» DOCUMENT SECTION
%%

Thursday, January 5, 2012

Feminist Working Group history

About us

In 2007, the Experience Music Project Pop Conference held a tribute to the feminist music critic Ellen Willis. The next year, a group of writers, scholars, musicians and fans gathered to continue her legacy through the creation of the EMP Pop Conference feminist working group. The first working group drew over 50 participants from multiple generations and who had a variety of definitions and opinions about what feminism is/does. Some were surprised that such a space as this could operate in the supposedly "post-feminist" era. The next year, even more people came to the group, so we broke into four sub-sections (activism, teaching, writing, performance - although most people could participate in two or more of the discussion) for discussion and skill sharing. In 2010, the group put together a panel that was specially focused on the relationship between gender/sexuality and technology, featuring musicians Tara Rodgers (also author of Pink Noises, 2010), Emily Wells, and Wynne Greenwood.

In 2011 we expanded to a full day of panels, discussion, working groups, and guest talks under the title, "Work It," a play on a classic Missy tune that fit well with the 2011 EMP conference theme of music and money. The conference was held at USC with sponsorship from the USC Gender Studies Program, Center for Feminist Research, Department of Music and the Journal of Popular Music Studies. Find full details about the conference here.

In 2012 we move with EMP as it combines with IASPM-US March 22-25 at New York University, where we have sponsored several panels on feminist/queer theory topics under the title "Turn It Up!" We are organizing even more for this, the largest ever EMP gathering.

%%

» Stored items

%%

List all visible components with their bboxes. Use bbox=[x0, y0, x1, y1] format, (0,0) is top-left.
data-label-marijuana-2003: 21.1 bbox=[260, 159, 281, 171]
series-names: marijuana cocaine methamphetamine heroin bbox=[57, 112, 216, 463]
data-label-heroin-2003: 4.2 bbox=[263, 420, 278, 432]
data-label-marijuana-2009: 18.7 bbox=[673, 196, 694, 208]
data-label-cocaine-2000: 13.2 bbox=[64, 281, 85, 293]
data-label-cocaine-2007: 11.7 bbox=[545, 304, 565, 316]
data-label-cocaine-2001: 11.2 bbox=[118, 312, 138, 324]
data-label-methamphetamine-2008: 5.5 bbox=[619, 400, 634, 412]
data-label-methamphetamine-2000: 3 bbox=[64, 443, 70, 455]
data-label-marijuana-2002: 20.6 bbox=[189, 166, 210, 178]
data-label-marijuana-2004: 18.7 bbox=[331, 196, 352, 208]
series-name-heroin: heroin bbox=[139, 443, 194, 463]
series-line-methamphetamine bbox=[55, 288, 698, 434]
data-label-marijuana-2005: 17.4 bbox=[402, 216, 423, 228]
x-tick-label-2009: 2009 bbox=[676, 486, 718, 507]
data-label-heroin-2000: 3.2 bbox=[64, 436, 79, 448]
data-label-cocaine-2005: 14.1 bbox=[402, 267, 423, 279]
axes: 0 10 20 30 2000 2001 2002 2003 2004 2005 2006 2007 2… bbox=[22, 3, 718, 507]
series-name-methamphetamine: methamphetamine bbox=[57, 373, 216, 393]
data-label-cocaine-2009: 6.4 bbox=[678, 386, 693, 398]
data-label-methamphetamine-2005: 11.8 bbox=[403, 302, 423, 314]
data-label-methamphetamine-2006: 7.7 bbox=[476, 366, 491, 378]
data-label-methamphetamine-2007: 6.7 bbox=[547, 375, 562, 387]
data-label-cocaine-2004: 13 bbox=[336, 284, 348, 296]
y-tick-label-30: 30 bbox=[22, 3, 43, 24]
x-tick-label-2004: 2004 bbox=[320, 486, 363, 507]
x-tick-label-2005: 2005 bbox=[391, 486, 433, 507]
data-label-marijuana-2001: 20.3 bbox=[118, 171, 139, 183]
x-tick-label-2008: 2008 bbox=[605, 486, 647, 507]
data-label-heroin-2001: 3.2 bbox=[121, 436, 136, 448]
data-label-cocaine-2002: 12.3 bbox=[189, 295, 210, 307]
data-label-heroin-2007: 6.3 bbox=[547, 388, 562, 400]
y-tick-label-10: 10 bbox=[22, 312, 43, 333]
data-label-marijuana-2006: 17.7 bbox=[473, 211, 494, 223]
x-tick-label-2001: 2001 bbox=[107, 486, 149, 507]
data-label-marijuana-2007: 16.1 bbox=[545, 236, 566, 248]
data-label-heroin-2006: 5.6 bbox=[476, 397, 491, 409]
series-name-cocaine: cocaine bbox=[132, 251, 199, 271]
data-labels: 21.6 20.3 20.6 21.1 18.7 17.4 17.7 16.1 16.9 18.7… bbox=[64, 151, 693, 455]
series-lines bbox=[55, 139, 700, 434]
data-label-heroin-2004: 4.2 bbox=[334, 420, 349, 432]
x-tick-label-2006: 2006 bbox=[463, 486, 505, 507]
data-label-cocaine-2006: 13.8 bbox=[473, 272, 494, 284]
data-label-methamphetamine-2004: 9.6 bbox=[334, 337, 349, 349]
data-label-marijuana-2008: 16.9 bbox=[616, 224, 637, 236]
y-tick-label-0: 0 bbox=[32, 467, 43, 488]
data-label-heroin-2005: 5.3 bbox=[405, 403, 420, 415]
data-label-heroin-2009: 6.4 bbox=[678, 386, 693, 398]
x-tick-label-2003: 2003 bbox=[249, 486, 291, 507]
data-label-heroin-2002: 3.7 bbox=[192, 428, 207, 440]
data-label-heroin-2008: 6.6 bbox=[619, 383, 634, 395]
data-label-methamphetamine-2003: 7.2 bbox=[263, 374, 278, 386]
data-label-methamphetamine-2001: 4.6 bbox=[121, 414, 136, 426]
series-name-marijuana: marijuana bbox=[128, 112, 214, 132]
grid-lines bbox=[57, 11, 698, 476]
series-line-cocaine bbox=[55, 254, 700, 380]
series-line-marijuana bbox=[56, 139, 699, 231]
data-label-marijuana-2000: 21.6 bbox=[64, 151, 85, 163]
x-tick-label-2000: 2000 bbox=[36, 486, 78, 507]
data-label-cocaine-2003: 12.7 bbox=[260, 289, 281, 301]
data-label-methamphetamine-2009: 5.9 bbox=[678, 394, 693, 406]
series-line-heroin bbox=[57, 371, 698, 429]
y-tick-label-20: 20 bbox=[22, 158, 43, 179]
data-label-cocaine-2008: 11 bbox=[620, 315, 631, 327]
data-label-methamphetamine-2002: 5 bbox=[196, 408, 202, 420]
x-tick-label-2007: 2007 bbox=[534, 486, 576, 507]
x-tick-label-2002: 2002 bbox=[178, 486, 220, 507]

%%

» WHAT YOU WILL DO
• a. Write out the passage of the feminist working group history starting at "In 2011 we expanded" and ending at "ever EMP gathering.".
• b. Switch each "marijuana" to "cannabis" in the stored items, starting at the first line and ending at the line that contains "data-label-methamphetamine-2005: 11.8 bbox=[403, 302, 423, 314]". Return only those lines, with everything else left as is.

» IN RESPONSE
• a.
In 2011 we expanded to a full day of panels, discussion, working groups, and guest talks under the title, "Work It," a play on a classic Missy tune that fit well with the 2011 EMP conference theme of music and money. The conference was held at USC with sponsorship from the USC Gender Studies Program, Center for Feminist Research, Department of Music and the Journal of Popular Music Studies. Find full details about the conference here.

In 2012 we move with EMP as it combines with IASPM-US March 22-25 at New York University, where we have sponsored several panels on feminist/queer theory topics under the title "Turn It Up!" We are organizing even more for this, the largest ever EMP gathering.

• b.
List all visible components with their bboxes. Use bbox=[x0, y0, x1, y1] format, (0,0) is top-left.
data-label-cannabis-2003: 21.1 bbox=[260, 159, 281, 171]
series-names: cannabis cocaine methamphetamine heroin bbox=[57, 112, 216, 463]
data-label-heroin-2003: 4.2 bbox=[263, 420, 278, 432]
data-label-cannabis-2009: 18.7 bbox=[673, 196, 694, 208]
data-label-cocaine-2000: 13.2 bbox=[64, 281, 85, 293]
data-label-cocaine-2007: 11.7 bbox=[545, 304, 565, 316]
data-label-cocaine-2001: 11.2 bbox=[118, 312, 138, 324]
data-label-methamphetamine-2008: 5.5 bbox=[619, 400, 634, 412]
data-label-methamphetamine-2000: 3 bbox=[64, 443, 70, 455]
data-label-cannabis-2002: 20.6 bbox=[189, 166, 210, 178]
data-label-cannabis-2004: 18.7 bbox=[331, 196, 352, 208]
series-name-heroin: heroin bbox=[139, 443, 194, 463]
series-line-methamphetamine bbox=[55, 288, 698, 434]
data-label-cannabis-2005: 17.4 bbox=[402, 216, 423, 228]
x-tick-label-2009: 2009 bbox=[676, 486, 718, 507]
data-label-heroin-2000: 3.2 bbox=[64, 436, 79, 448]
data-label-cocaine-2005: 14.1 bbox=[402, 267, 423, 279]
axes: 0 10 20 30 2000 2001 2002 2003 2004 2005 2006 2007 2… bbox=[22, 3, 718, 507]
series-name-methamphetamine: methamphetamine bbox=[57, 373, 216, 393]
data-label-cocaine-2009: 6.4 bbox=[678, 386, 693, 398]
data-label-methamphetamine-2005: 11.8 bbox=[403, 302, 423, 314]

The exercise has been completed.